Baseball, in addition to being our best game, is also the simplest.
Throw the ball. Hit the ball. Catch the ball. That's about it.
And when kids between the ages of 8 and 12 are playing, the rules
of the game are even simpler: Have fun, don't forget your glove and
pick up a Popsicle on the way home.
Any confusion, anger or tension that accompanies Little League is
driven by adults. And it usually begins just as spring starts, when
coaches in each district, each little town and every suburban enclave
get together to select players for their teams. A lot of these guys
act more demented than pro football coaches - a genuinely insane group
- do on NFL draft day.
Some of them spend months checking kids out. Some others tell kids
with above-average ability to skip indoor tryouts during March so
other coaches won't find out about them. We're talking about 10- and
11-year-olds here.

(Stored dataset items)
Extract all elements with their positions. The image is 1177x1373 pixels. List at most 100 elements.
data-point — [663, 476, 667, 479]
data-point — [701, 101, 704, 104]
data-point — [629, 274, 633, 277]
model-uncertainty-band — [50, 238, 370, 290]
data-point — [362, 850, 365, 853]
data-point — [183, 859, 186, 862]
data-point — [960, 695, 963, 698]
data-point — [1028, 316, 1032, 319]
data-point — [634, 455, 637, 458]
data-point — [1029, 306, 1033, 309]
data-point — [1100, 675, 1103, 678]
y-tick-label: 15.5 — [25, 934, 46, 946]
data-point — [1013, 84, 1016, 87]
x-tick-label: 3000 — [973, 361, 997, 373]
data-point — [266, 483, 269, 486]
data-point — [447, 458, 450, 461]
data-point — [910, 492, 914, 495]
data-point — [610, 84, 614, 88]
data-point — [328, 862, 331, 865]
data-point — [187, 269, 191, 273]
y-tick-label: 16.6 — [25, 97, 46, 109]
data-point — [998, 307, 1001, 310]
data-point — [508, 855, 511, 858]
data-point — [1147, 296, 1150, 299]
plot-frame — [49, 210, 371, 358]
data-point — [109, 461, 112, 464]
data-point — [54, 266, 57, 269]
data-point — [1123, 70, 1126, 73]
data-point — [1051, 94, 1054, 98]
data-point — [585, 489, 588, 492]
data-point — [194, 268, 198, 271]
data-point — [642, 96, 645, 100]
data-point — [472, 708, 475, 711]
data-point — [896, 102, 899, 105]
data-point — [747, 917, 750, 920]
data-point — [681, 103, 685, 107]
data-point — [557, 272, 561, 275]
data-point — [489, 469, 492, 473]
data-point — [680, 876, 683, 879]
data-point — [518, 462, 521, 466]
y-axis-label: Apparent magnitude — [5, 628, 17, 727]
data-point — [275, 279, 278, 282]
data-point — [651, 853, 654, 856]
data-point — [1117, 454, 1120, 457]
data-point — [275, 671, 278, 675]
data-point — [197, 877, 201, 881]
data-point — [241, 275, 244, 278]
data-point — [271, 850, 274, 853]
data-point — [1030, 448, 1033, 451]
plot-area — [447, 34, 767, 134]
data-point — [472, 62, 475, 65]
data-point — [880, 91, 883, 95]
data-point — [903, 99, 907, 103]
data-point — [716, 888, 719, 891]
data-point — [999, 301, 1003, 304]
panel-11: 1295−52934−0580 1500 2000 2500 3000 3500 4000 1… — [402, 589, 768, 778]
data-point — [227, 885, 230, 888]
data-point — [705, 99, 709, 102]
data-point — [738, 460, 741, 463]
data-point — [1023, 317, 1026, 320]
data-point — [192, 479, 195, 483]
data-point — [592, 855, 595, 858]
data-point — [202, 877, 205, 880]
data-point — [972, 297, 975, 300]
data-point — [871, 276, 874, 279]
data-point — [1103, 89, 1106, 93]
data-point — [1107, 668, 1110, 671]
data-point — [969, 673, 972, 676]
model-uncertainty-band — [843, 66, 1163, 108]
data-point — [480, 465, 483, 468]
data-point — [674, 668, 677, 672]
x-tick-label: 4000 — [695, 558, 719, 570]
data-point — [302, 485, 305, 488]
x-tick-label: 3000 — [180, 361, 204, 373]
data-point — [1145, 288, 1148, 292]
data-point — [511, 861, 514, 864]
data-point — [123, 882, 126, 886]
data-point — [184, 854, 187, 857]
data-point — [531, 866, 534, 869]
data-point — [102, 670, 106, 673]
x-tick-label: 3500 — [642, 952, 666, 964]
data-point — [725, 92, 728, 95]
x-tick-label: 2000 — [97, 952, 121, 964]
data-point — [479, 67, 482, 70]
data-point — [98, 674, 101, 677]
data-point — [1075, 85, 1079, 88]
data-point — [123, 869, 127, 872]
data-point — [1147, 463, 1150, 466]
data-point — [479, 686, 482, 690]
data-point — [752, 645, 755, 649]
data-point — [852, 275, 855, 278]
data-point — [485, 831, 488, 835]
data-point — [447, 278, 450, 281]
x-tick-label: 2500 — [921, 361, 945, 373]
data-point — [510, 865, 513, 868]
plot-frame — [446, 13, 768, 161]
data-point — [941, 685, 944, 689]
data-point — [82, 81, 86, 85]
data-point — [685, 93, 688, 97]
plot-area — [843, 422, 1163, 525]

PROBLEMS AND TASKS:
**a)** Translate this sentence from the Little League passage into Spanish: "Any confusion, anger or tension that accompanies Little League is driven by adults."
**b)** Carry the Little League passage forward, picking up right after its final sentence.

ANSWERS FOR THIS EXERCISE:
**a)** Cualquier confusión, enojo o tensión que acompañe a la Little League es provocada por los adultos.

**b)**
In their desire to win, they forget the only real hard and fast
rule to remember about a Little League draft: Pass on any kid with
jerks for parents. It doesn't matter if they have Soriano-like skills;
if his father is one of those dopes who is always in a coach's face
about how his son ought to bat third and pitch because he's the best,
skip down the list. It's not worth the aggravation.
I have seen fathers get in fistfights with their kid's coach. I
have seen adults screaming over a game just played while their kids
wait for them at the ice cream truck. Once, I witnessed a coach get
tossed by the ump, a 16-year-old high school junior, and then get so
angry that the cops came and arrested him on the field right in front
of his 12-year-old son, who happened to be at bat when the incident
began. Talk about a great family moment.
Some grownups forget that the world is filled with people who peak
at 12. Get a kid who can throw 65 mph and put him on a mound 45 feet
from the plate, and he looks like Roger Clemens. Twelve months later,
everyone else has grown a few inches, gotten stronger, faster, quicker
with the bat. The diamond is bigger and the kid's baseball career is a
memory.
That's why it's important to relax and enjoy the moment. Especially
now. We've just endured a war. Some fine young people have been
killed. The shadow of terrorism and its enormous impact cling to us
still. And will for years to come.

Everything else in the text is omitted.